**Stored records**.
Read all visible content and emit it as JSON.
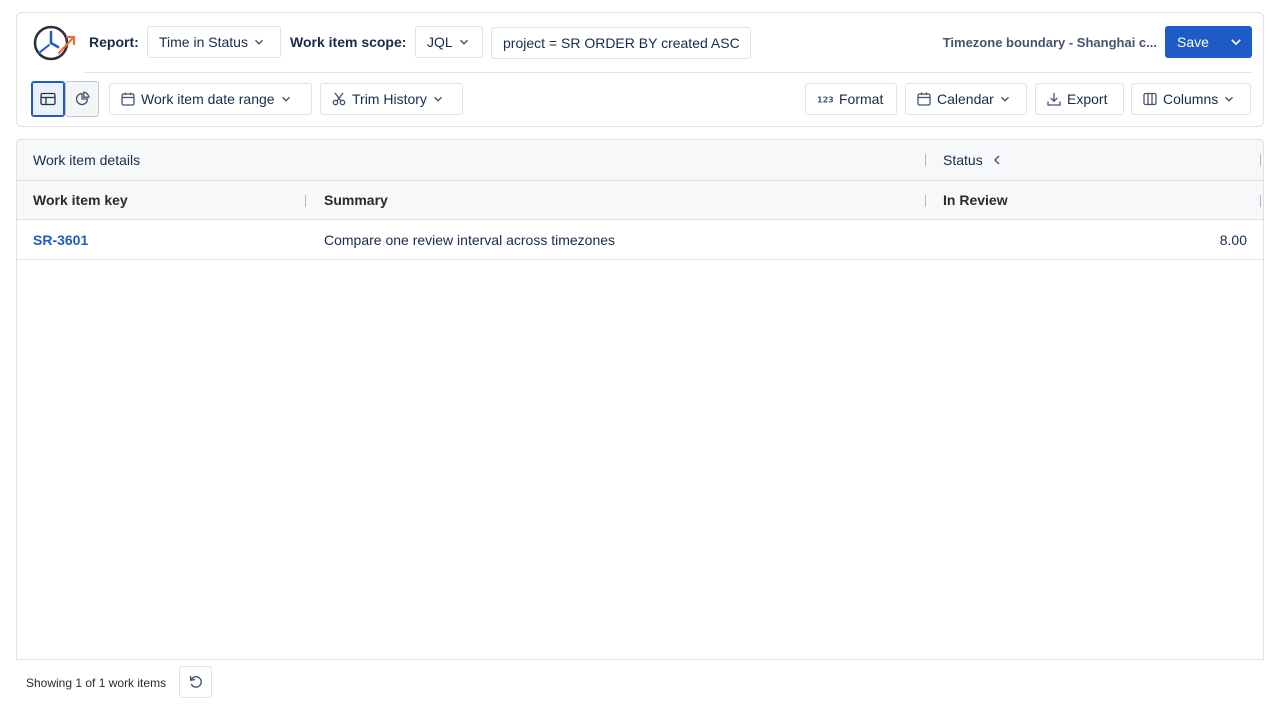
{
  "header": {
    "report_label": "Report:",
    "report_type": "Time in Status",
    "scope_label": "Work item scope:",
    "scope_type": "JQL",
    "jql_query": "project = SR ORDER BY created ASC",
    "report_name": "Timezone boundary - Shanghai c...",
    "save_label": "Save"
  },
  "toolbar": {
    "date_range_label": "Work item date range",
    "trim_history_label": "Trim History",
    "format_label": "Format",
    "calendar_label": "Calendar",
    "export_label": "Export",
    "columns_label": "Columns"
  },
  "table": {
    "group_headers": {
      "details": "Work item details",
      "status": "Status"
    },
    "columns": {
      "key": "Work item key",
      "summary": "Summary",
      "status_column": "In Review"
    },
    "rows": [
      {
        "key": "SR-3601",
        "summary": "Compare one review interval across timezones",
        "in_review": "8.00"
      }
    ]
  },
  "footer": {
    "showing_text": "Showing 1 of 1 work items"
  },
  "colors": {
    "accent": "#1f5bc7",
    "border": "#dfe1e6",
    "text": "#172b4d"
  }
}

**GIVEN REQUEST**. Leave out the pictures and reproduce the rest of the listing exactly.

**RESPONSE FOR THIS EXERCISE**.
Read all visible content and emit it as JSON.
{
  "header": {
    "report_label": "Report:",
    "report_type": "Time in Status",
    "scope_label": "Work item scope:",
    "scope_type": "JQL",
    "jql_query": "project = SR ORDER BY created ASC",
    "report_name": "Timezone boundary - Shanghai c...",
    "save_label": "Save"
  },
  "toolbar": {
    "date_range_label": "Work item date range",
    "trim_history_label": "Trim History",
    "format_label": "Format",
    "calendar_label": "Calendar",
    "export_label": "Export",
    "columns_label": "Columns"
  },
  "table": {
    "group_headers": {
      "details": "Work item details",
      "status": "Status"
    },
    "columns": {
      "key": "Work item key",
      "summary": "Summary",
      "status_column": "In Review"
    },
    "rows": [
      {
        "key": "SR-3601",
        "summary": "Compare one review interval across timezones",
        "in_review": "8.00"
      }
    ]
  },
  "footer": {
    "showing_text": "Showing 1 of 1 work items"
  },
  "colors": {
    "accent": "#1f5bc7",
    "border": "#dfe1e6",
    "text": "#172b4d"
  }
}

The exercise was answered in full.